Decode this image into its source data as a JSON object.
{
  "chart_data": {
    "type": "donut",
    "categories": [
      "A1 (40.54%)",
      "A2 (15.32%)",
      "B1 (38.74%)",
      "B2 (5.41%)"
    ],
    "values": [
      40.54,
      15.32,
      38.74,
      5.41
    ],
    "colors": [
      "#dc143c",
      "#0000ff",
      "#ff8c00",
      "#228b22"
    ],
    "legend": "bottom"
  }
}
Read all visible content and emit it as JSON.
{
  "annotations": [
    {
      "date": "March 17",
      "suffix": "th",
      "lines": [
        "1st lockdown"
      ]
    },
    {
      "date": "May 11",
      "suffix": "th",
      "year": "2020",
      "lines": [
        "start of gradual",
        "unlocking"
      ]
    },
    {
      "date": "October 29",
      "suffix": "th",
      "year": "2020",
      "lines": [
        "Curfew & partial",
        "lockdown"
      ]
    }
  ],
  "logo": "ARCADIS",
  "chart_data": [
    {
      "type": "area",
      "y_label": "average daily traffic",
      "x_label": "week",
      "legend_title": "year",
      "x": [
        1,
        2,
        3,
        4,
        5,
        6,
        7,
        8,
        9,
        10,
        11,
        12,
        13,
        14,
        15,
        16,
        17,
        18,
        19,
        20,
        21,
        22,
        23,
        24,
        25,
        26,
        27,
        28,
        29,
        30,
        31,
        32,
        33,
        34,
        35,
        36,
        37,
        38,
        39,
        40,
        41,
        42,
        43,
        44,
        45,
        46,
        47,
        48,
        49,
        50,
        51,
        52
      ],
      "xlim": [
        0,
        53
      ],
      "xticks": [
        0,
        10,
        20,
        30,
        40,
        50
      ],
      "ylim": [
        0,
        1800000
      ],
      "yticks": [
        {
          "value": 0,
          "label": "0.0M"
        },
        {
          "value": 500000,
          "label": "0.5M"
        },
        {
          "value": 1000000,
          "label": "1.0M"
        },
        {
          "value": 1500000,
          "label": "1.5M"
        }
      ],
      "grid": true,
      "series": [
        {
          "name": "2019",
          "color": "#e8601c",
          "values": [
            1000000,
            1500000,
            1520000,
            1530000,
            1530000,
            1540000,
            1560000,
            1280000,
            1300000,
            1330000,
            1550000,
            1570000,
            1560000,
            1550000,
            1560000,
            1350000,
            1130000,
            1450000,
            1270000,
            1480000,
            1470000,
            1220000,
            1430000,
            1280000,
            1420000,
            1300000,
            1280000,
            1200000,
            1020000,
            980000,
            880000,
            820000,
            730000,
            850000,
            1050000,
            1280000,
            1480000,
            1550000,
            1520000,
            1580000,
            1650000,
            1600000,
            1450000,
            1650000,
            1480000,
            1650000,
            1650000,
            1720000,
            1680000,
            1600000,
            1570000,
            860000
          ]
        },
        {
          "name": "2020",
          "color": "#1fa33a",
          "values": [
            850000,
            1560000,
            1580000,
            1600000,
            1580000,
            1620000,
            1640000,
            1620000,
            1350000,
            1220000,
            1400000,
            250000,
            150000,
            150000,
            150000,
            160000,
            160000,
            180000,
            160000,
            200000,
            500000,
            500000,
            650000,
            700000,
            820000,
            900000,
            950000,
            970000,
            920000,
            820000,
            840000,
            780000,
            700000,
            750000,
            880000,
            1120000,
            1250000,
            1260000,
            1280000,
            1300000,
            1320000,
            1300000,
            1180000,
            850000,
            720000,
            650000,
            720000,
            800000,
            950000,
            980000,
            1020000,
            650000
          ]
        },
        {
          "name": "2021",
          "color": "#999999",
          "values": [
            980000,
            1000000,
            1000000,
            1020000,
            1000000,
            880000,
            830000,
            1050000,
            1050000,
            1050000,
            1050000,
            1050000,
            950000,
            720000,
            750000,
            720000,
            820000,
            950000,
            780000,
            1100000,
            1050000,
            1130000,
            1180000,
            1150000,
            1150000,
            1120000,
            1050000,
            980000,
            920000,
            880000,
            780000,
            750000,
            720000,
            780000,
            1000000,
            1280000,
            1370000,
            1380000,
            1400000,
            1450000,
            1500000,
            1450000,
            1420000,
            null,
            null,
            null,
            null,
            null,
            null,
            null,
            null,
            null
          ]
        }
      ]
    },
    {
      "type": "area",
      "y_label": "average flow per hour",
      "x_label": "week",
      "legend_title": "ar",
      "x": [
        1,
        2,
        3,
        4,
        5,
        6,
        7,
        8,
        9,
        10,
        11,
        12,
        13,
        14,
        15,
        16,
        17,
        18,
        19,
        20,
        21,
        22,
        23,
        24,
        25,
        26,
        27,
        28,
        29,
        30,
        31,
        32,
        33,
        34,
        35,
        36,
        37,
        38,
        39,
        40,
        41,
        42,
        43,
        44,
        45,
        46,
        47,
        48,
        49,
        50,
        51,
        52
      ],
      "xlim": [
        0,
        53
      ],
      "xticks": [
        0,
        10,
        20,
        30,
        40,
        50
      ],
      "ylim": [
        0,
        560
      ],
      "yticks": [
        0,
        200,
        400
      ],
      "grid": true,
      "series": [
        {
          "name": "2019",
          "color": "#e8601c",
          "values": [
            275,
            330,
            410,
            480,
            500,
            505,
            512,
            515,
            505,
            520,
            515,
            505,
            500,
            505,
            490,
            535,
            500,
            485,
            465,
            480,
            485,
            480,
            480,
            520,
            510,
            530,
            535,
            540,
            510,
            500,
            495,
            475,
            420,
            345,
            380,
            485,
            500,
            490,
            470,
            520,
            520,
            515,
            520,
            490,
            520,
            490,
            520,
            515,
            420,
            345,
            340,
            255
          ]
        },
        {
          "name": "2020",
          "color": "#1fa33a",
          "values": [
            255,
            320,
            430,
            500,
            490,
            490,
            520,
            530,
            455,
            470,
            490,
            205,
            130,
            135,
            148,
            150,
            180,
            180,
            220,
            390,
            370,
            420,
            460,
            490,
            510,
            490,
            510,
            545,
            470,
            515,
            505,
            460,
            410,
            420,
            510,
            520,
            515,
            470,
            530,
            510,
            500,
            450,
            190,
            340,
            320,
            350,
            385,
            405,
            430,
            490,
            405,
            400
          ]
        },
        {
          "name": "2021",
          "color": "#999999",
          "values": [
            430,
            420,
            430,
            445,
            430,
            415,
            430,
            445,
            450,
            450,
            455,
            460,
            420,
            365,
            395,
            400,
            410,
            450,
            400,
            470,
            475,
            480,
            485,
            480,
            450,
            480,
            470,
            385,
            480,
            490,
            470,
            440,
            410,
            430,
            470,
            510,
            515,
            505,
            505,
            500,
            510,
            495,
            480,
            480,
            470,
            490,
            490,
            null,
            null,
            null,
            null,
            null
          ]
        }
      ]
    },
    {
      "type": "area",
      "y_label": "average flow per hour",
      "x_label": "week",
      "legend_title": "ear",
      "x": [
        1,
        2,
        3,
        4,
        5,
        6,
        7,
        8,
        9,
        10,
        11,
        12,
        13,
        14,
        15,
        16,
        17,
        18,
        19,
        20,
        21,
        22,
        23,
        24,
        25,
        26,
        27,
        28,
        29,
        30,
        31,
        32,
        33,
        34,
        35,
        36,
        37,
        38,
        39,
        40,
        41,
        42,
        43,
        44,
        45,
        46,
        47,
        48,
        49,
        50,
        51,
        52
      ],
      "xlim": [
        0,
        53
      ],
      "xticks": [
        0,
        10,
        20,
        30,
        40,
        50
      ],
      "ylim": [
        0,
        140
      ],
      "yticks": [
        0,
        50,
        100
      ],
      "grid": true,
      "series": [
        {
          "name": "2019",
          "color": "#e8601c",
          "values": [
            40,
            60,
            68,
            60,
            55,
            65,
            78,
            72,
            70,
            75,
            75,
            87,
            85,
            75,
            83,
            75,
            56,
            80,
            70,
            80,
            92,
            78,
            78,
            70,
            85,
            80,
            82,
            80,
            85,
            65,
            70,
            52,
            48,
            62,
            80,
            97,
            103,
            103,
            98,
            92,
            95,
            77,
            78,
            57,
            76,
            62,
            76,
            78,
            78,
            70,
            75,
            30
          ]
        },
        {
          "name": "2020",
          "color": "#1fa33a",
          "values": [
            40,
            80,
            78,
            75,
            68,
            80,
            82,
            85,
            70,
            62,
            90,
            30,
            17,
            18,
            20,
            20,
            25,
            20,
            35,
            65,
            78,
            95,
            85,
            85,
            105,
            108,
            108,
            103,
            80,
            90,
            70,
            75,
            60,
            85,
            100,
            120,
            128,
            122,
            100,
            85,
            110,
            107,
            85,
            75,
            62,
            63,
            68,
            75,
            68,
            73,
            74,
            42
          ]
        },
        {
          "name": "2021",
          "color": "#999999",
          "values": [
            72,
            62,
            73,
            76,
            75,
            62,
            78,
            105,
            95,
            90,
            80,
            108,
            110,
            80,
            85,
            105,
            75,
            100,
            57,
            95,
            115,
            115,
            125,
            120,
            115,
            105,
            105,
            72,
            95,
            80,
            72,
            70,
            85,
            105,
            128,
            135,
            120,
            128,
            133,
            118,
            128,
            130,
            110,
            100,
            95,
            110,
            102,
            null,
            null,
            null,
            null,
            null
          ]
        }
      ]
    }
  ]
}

→ THE TASK: Report every line containing the word "date" from the listing above.

→ SOLVED EXERCISE:
      "date": "March 17",
      "date": "May 11",
      "date": "October 29",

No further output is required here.